EXERCISE DIRECTIONS -
Please write out the complete listing that follows, exactly as it reads.

DATA FOR PROCESSING -
(begin)
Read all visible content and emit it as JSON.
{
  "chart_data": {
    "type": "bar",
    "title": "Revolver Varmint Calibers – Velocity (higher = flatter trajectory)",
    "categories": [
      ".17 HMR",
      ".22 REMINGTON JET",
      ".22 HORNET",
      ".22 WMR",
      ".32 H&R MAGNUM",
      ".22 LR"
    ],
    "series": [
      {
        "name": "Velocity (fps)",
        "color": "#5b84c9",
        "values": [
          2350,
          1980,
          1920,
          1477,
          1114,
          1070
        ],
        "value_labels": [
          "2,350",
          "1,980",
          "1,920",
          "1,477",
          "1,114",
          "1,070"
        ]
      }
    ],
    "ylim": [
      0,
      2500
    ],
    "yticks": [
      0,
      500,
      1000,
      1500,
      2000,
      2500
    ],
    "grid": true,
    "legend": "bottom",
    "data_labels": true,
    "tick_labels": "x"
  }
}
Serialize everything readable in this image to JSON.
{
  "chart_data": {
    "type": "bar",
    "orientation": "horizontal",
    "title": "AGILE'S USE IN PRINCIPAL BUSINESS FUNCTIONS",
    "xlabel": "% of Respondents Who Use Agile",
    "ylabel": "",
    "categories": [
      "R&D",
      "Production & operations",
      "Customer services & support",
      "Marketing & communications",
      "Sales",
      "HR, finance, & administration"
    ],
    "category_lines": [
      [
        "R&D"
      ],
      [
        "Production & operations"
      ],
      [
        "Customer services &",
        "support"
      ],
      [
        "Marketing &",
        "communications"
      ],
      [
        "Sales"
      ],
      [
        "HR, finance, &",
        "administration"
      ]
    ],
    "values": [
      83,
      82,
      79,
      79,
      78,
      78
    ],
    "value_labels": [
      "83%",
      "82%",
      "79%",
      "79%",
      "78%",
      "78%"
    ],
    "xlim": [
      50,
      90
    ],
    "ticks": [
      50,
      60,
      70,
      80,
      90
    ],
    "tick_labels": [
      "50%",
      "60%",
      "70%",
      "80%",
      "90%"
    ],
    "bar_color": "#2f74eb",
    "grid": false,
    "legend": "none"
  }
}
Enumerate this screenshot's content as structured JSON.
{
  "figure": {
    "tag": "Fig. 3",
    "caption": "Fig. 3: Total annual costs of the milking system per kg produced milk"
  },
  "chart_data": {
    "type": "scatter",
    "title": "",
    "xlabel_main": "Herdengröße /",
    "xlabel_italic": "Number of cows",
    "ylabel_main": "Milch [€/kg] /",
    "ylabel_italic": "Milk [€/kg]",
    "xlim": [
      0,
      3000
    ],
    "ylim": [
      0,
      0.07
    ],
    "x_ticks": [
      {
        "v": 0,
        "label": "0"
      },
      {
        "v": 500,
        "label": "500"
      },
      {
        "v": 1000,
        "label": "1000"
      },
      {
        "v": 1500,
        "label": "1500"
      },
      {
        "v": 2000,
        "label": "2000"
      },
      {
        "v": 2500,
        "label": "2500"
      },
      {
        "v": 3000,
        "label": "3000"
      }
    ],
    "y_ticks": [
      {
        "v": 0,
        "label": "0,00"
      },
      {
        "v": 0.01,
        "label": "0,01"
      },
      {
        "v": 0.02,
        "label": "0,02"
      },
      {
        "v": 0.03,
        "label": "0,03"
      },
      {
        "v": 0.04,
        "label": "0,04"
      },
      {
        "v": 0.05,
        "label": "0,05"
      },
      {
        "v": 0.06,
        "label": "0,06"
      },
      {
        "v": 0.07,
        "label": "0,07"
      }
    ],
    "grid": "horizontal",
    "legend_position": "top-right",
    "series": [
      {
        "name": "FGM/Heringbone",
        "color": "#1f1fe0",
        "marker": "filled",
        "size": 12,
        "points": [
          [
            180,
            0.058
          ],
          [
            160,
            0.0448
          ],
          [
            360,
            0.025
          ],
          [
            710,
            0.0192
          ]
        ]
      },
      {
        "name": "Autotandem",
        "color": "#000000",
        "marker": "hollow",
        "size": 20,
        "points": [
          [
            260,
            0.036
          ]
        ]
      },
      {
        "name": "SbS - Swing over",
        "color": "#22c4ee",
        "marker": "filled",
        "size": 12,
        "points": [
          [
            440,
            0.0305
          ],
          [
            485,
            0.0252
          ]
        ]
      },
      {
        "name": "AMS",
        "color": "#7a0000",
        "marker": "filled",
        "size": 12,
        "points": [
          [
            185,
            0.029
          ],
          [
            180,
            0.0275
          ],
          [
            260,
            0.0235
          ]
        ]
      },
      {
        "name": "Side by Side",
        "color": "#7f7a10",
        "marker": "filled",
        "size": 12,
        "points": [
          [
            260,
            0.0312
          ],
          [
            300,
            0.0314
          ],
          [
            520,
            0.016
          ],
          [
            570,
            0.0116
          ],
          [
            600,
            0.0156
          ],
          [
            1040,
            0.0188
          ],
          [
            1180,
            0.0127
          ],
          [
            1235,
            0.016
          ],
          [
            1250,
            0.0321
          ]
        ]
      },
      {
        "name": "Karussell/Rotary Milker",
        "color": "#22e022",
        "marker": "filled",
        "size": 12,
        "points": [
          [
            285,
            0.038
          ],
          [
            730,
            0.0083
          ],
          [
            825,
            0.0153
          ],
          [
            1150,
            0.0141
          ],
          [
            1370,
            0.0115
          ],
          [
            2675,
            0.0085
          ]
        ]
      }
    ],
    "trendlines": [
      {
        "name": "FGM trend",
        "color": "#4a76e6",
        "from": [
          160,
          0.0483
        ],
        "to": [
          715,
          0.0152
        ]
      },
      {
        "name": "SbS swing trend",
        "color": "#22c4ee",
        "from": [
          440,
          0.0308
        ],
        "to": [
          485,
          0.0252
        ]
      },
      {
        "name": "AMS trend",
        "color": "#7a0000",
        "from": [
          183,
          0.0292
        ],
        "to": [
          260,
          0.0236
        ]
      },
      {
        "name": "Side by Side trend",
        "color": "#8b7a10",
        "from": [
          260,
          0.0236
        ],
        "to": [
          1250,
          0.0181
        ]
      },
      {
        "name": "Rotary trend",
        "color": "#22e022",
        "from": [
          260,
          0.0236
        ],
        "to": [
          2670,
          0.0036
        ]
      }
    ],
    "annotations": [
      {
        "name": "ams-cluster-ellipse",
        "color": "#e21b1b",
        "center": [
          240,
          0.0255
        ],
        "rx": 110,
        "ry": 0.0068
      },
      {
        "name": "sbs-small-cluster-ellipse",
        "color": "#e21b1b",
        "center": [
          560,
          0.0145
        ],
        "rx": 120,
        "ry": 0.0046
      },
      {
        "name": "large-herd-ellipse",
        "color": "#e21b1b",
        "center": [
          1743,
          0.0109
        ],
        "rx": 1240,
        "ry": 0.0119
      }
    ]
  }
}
(end)
SOLVED EXERCISE -
Read all visible content and emit it as JSON.
{
  "chart_data": {
    "type": "bar",
    "title": "Revolver Varmint Calibers – Velocity (higher = flatter trajectory)",
    "categories": [
      ".17 HMR",
      ".22 REMINGTON JET",
      ".22 HORNET",
      ".22 WMR",
      ".32 H&R MAGNUM",
      ".22 LR"
    ],
    "series": [
      {
        "name": "Velocity (fps)",
        "color": "#5b84c9",
        "values": [
          2350,
          1980,
          1920,
          1477,
          1114,
          1070
        ],
        "value_labels": [
          "2,350",
          "1,980",
          "1,920",
          "1,477",
          "1,114",
          "1,070"
        ]
      }
    ],
    "ylim": [
      0,
      2500
    ],
    "yticks": [
      0,
      500,
      1000,
      1500,
      2000,
      2500
    ],
    "grid": true,
    "legend": "bottom",
    "data_labels": true,
    "tick_labels": "x"
  }
}
Serialize everything readable in this image to JSON.
{
  "chart_data": {
    "type": "bar",
    "orientation": "horizontal",
    "title": "AGILE'S USE IN PRINCIPAL BUSINESS FUNCTIONS",
    "xlabel": "% of Respondents Who Use Agile",
    "ylabel": "",
    "categories": [
      "R&D",
      "Production & operations",
      "Customer services & support",
      "Marketing & communications",
      "Sales",
      "HR, finance, & administration"
    ],
    "category_lines": [
      [
        "R&D"
      ],
      [
        "Production & operations"
      ],
      [
        "Customer services &",
        "support"
      ],
      [
        "Marketing &",
        "communications"
      ],
      [
        "Sales"
      ],
      [
        "HR, finance, &",
        "administration"
      ]
    ],
    "values": [
      83,
      82,
      79,
      79,
      78,
      78
    ],
    "value_labels": [
      "83%",
      "82%",
      "79%",
      "79%",
      "78%",
      "78%"
    ],
    "xlim": [
      50,
      90
    ],
    "ticks": [
      50,
      60,
      70,
      80,
      90
    ],
    "tick_labels": [
      "50%",
      "60%",
      "70%",
      "80%",
      "90%"
    ],
    "bar_color": "#2f74eb",
    "grid": false,
    "legend": "none"
  }
}
Enumerate this screenshot's content as structured JSON.
{
  "figure": {
    "tag": "Fig. 3",
    "caption": "Fig. 3: Total annual costs of the milking system per kg produced milk"
  },
  "chart_data": {
    "type": "scatter",
    "title": "",
    "xlabel_main": "Herdengröße /",
    "xlabel_italic": "Number of cows",
    "ylabel_main": "Milch [€/kg] /",
    "ylabel_italic": "Milk [€/kg]",
    "xlim": [
      0,
      3000
    ],
    "ylim": [
      0,
      0.07
    ],
    "x_ticks": [
      {
        "v": 0,
        "label": "0"
      },
      {
        "v": 500,
        "label": "500"
      },
      {
        "v": 1000,
        "label": "1000"
      },
      {
        "v": 1500,
        "label": "1500"
      },
      {
        "v": 2000,
        "label": "2000"
      },
      {
        "v": 2500,
        "label": "2500"
      },
      {
        "v": 3000,
        "label": "3000"
      }
    ],
    "y_ticks": [
      {
        "v": 0,
        "label": "0,00"
      },
      {
        "v": 0.01,
        "label": "0,01"
      },
      {
        "v": 0.02,
        "label": "0,02"
      },
      {
        "v": 0.03,
        "label": "0,03"
      },
      {
        "v": 0.04,
        "label": "0,04"
      },
      {
        "v": 0.05,
        "label": "0,05"
      },
      {
        "v": 0.06,
        "label": "0,06"
      },
      {
        "v": 0.07,
        "label": "0,07"
      }
    ],
    "grid": "horizontal",
    "legend_position": "top-right",
    "series": [
      {
        "name": "FGM/Heringbone",
        "color": "#1f1fe0",
        "marker": "filled",
        "size": 12,
        "points": [
          [
            180,
            0.058
          ],
          [
            160,
            0.0448
          ],
          [
            360,
            0.025
          ],
          [
            710,
            0.0192
          ]
        ]
      },
      {
        "name": "Autotandem",
        "color": "#000000",
        "marker": "hollow",
        "size": 20,
        "points": [
          [
            260,
            0.036
          ]
        ]
      },
      {
        "name": "SbS - Swing over",
        "color": "#22c4ee",
        "marker": "filled",
        "size": 12,
        "points": [
          [
            440,
            0.0305
          ],
          [
            485,
            0.0252
          ]
        ]
      },
      {
        "name": "AMS",
        "color": "#7a0000",
        "marker": "filled",
        "size": 12,
        "points": [
          [
            185,
            0.029
          ],
          [
            180,
            0.0275
          ],
          [
            260,
            0.0235
          ]
        ]
      },
      {
        "name": "Side by Side",
        "color": "#7f7a10",
        "marker": "filled",
        "size": 12,
        "points": [
          [
            260,
            0.0312
          ],
          [
            300,
            0.0314
          ],
          [
            520,
            0.016
          ],
          [
            570,
            0.0116
          ],
          [
            600,
            0.0156
          ],
          [
            1040,
            0.0188
          ],
          [
            1180,
            0.0127
          ],
          [
            1235,
            0.016
          ],
          [
            1250,
            0.0321
          ]
        ]
      },
      {
        "name": "Karussell/Rotary Milker",
        "color": "#22e022",
        "marker": "filled",
        "size": 12,
        "points": [
          [
            285,
            0.038
          ],
          [
            730,
            0.0083
          ],
          [
            825,
            0.0153
          ],
          [
            1150,
            0.0141
          ],
          [
            1370,
            0.0115
          ],
          [
            2675,
            0.0085
          ]
        ]
      }
    ],
    "trendlines": [
      {
        "name": "FGM trend",
        "color": "#4a76e6",
        "from": [
          160,
          0.0483
        ],
        "to": [
          715,
          0.0152
        ]
      },
      {
        "name": "SbS swing trend",
        "color": "#22c4ee",
        "from": [
          440,
          0.0308
        ],
        "to": [
          485,
          0.0252
        ]
      },
      {
        "name": "AMS trend",
        "color": "#7a0000",
        "from": [
          183,
          0.0292
        ],
        "to": [
          260,
          0.0236
        ]
      },
      {
        "name": "Side by Side trend",
        "color": "#8b7a10",
        "from": [
          260,
          0.0236
        ],
        "to": [
          1250,
          0.0181
        ]
      },
      {
        "name": "Rotary trend",
        "color": "#22e022",
        "from": [
          260,
          0.0236
        ],
        "to": [
          2670,
          0.0036
        ]
      }
    ],
    "annotations": [
      {
        "name": "ams-cluster-ellipse",
        "color": "#e21b1b",
        "center": [
          240,
          0.0255
        ],
        "rx": 110,
        "ry": 0.0068
      },
      {
        "name": "sbs-small-cluster-ellipse",
        "color": "#e21b1b",
        "center": [
          560,
          0.0145
        ],
        "rx": 120,
        "ry": 0.0046
      },
      {
        "name": "large-herd-ellipse",
        "color": "#e21b1b",
        "center": [
          1743,
          0.0109
        ],
        "rx": 1240,
        "ry": 0.0119
      }
    ]
  }
}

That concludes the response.